REQUIREMENT: Write out the data again exactly, skipping every picture.

GIVEN DATA:
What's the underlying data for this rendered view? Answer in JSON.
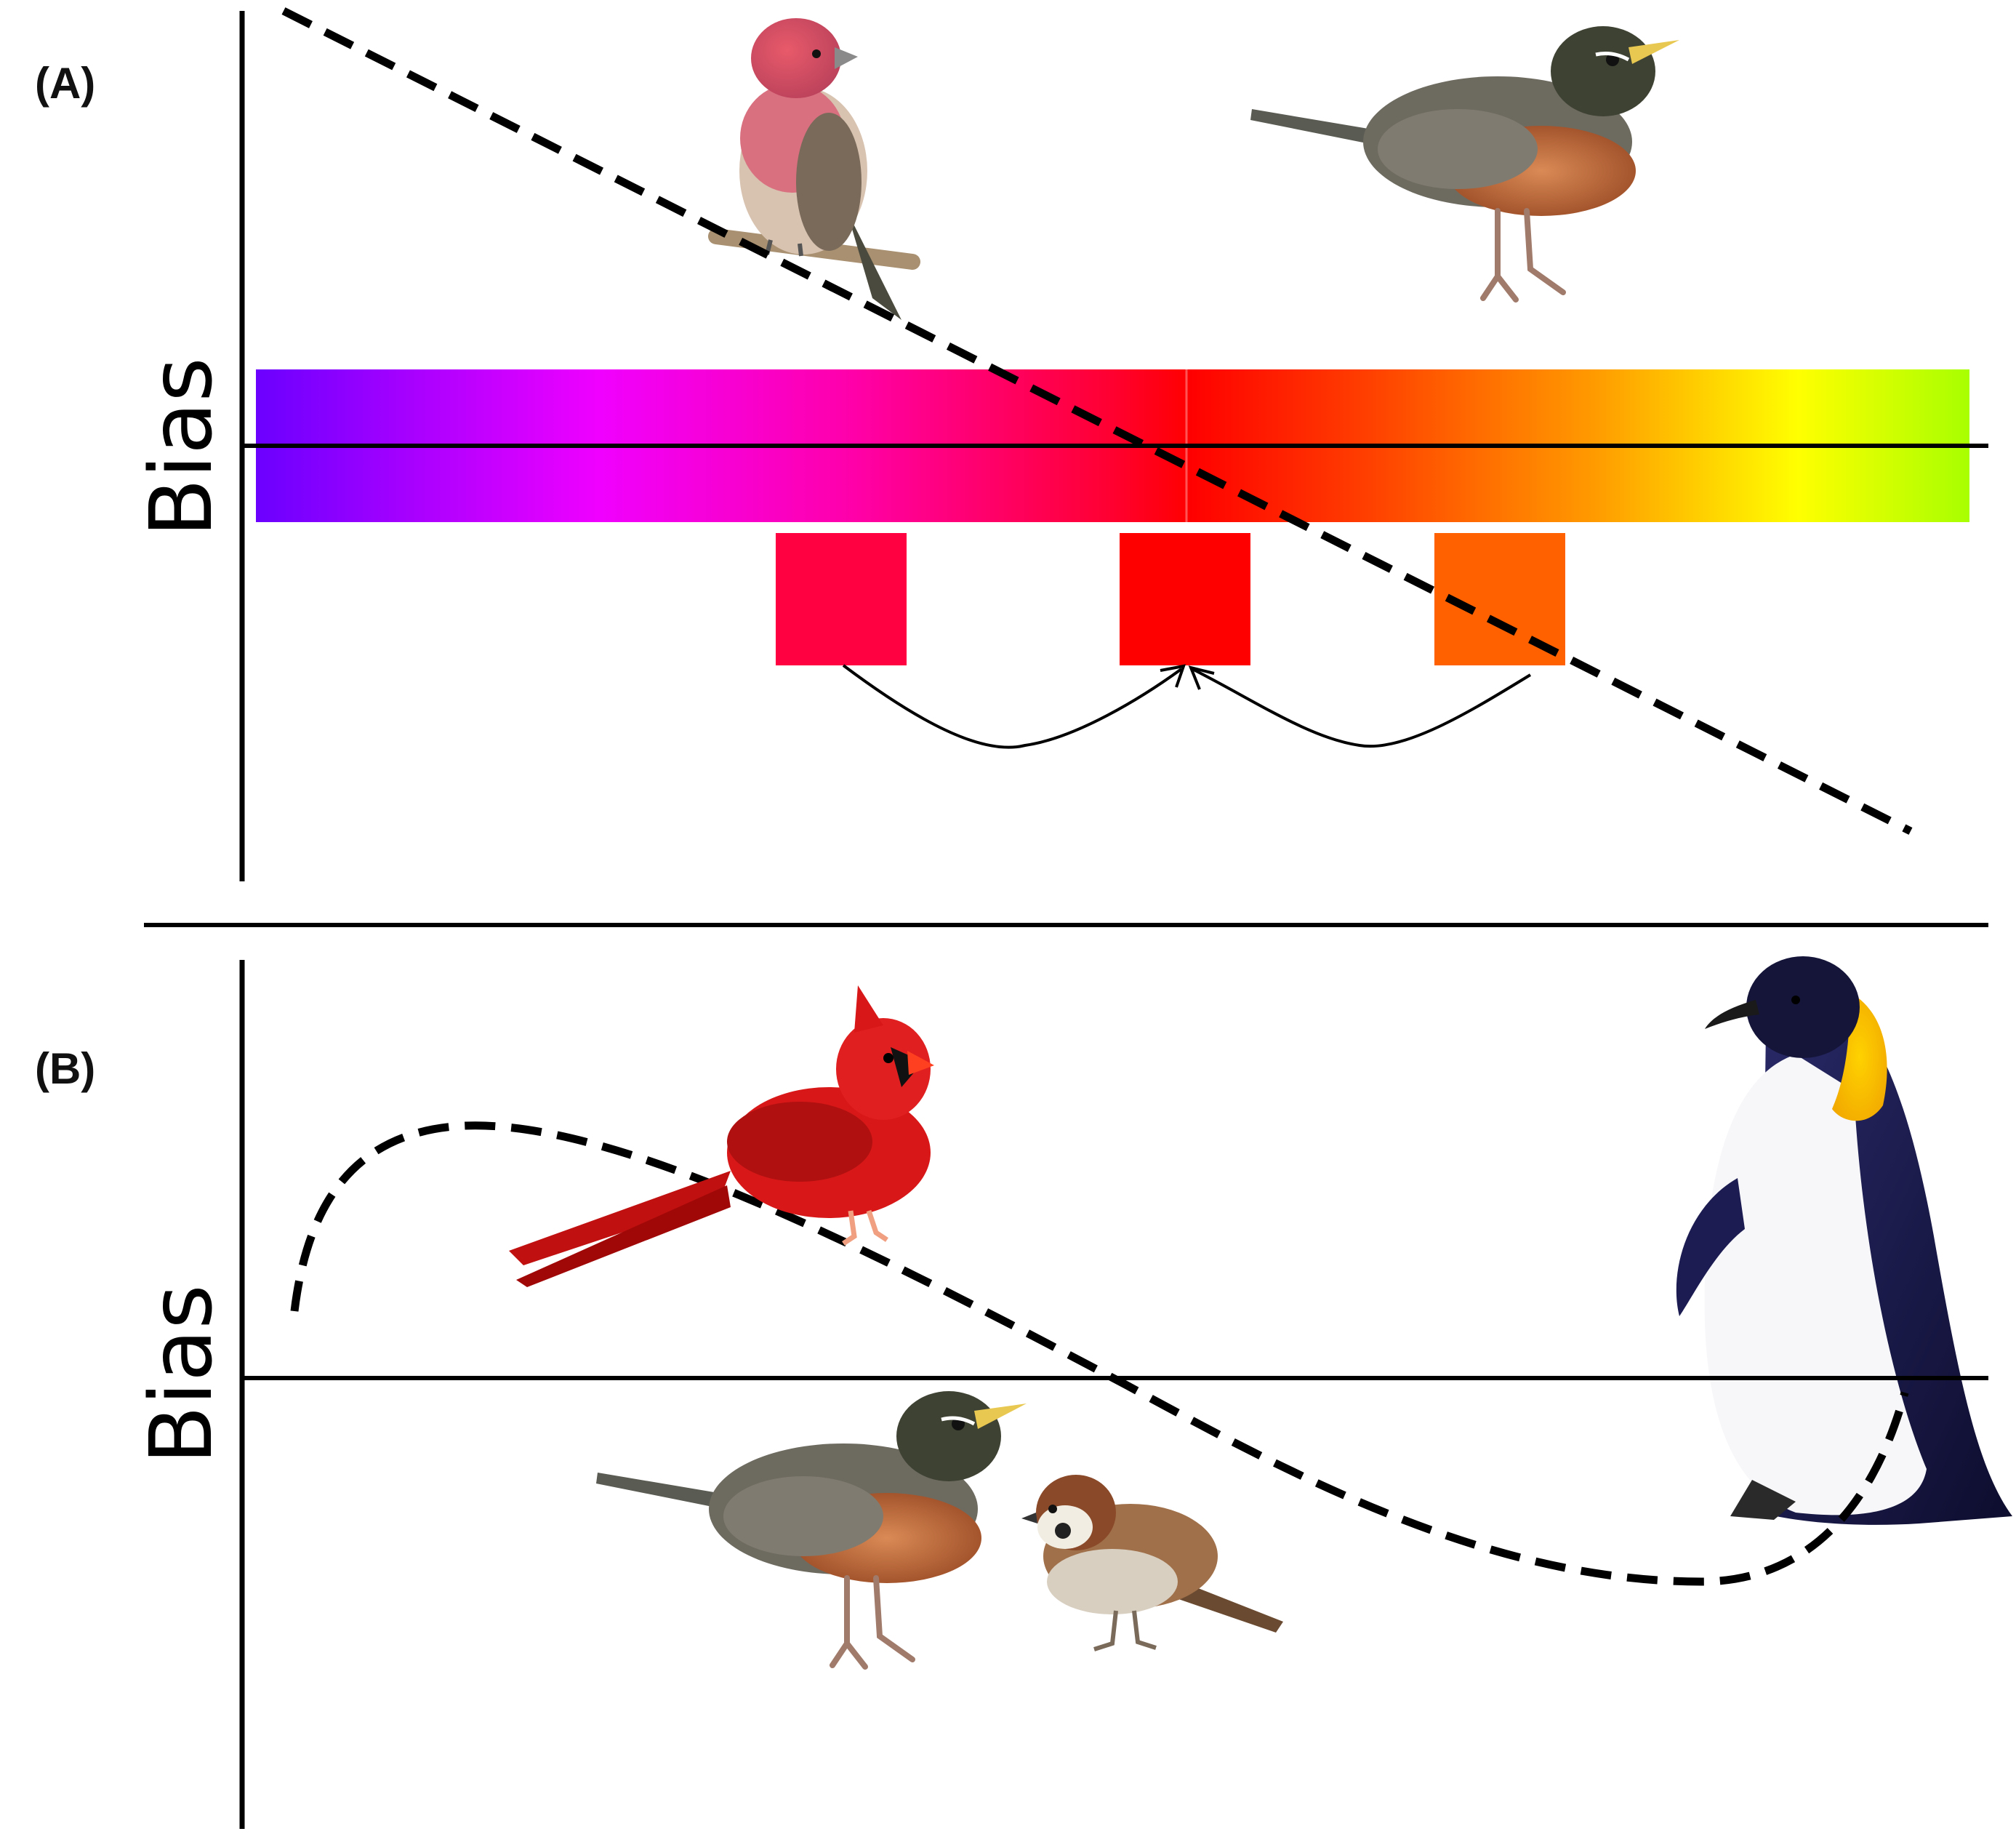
{
  "panels": {
    "a": {
      "label": "(A)",
      "axis_title": "Bias",
      "birds": [
        "house-finch",
        "american-robin"
      ],
      "color_swatches": [
        "#ff0040",
        "#ff0000",
        "#ff6000"
      ]
    },
    "b": {
      "label": "(B)",
      "axis_title": "Bias",
      "birds": [
        "northern-cardinal",
        "american-robin",
        "tree-sparrow",
        "emperor-penguin"
      ]
    }
  },
  "colors": {
    "spectrum": [
      "#6b00ff",
      "#e600ff",
      "#ff00d8",
      "#ff0066",
      "#ff0000",
      "#ff5500",
      "#ffb300",
      "#ffff00",
      "#aaff00"
    ],
    "line": "#000000"
  }
}
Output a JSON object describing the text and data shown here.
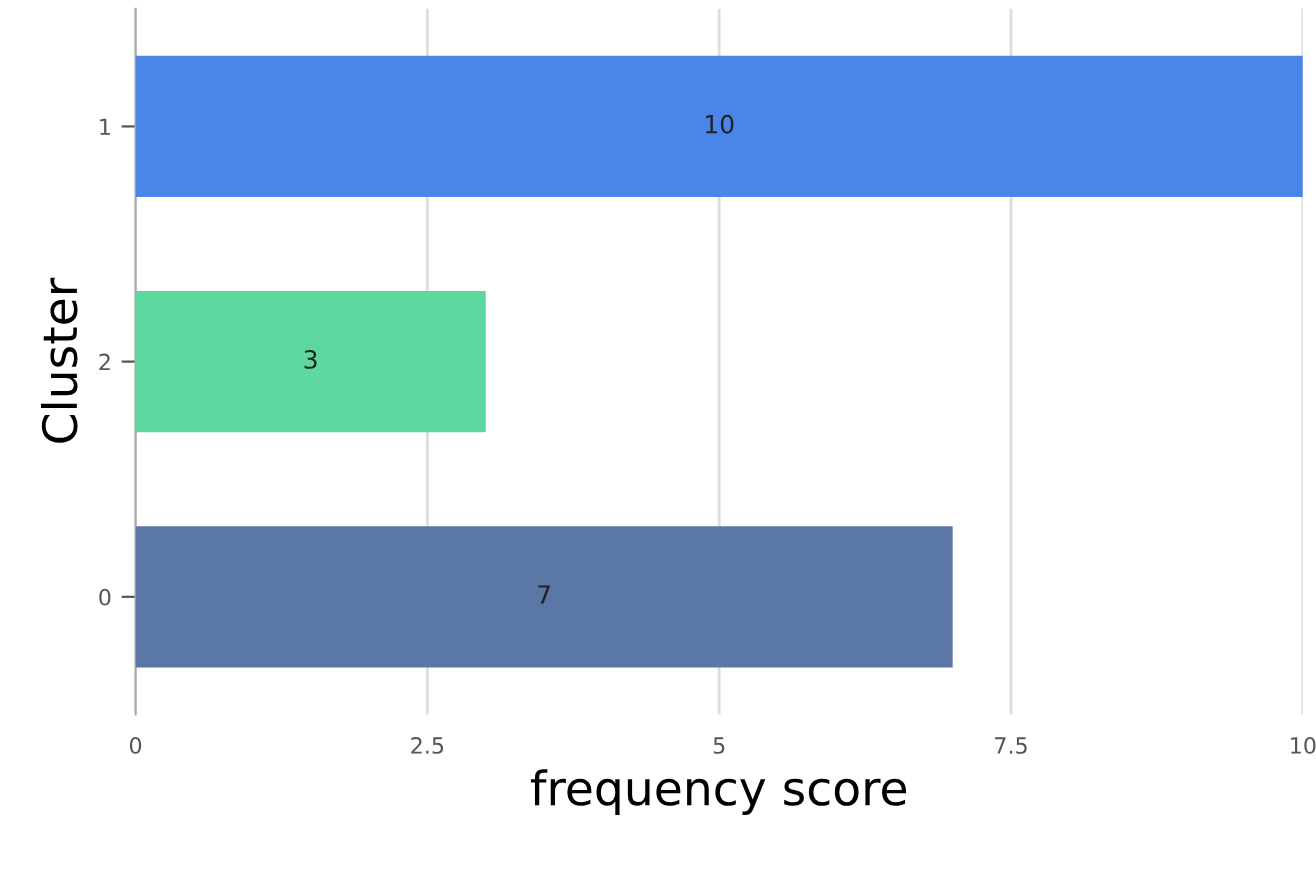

TASK SOLUTION:
What's the underlying data for this rendered view? Answer in JSON.
{
  "panels": {
    "a": {
      "label": "(A)",
      "axis_title": "Bias",
      "birds": [
        "house-finch",
        "american-robin"
      ],
      "color_swatches": [
        "#ff0040",
        "#ff0000",
        "#ff6000"
      ]
    },
    "b": {
      "label": "(B)",
      "axis_title": "Bias",
      "birds": [
        "northern-cardinal",
        "american-robin",
        "tree-sparrow",
        "emperor-penguin"
      ]
    }
  },
  "colors": {
    "spectrum": [
      "#6b00ff",
      "#e600ff",
      "#ff00d8",
      "#ff0066",
      "#ff0000",
      "#ff5500",
      "#ffb300",
      "#ffff00",
      "#aaff00"
    ],
    "line": "#000000"
  }
}
Output a JSON object describing the text and data shown here.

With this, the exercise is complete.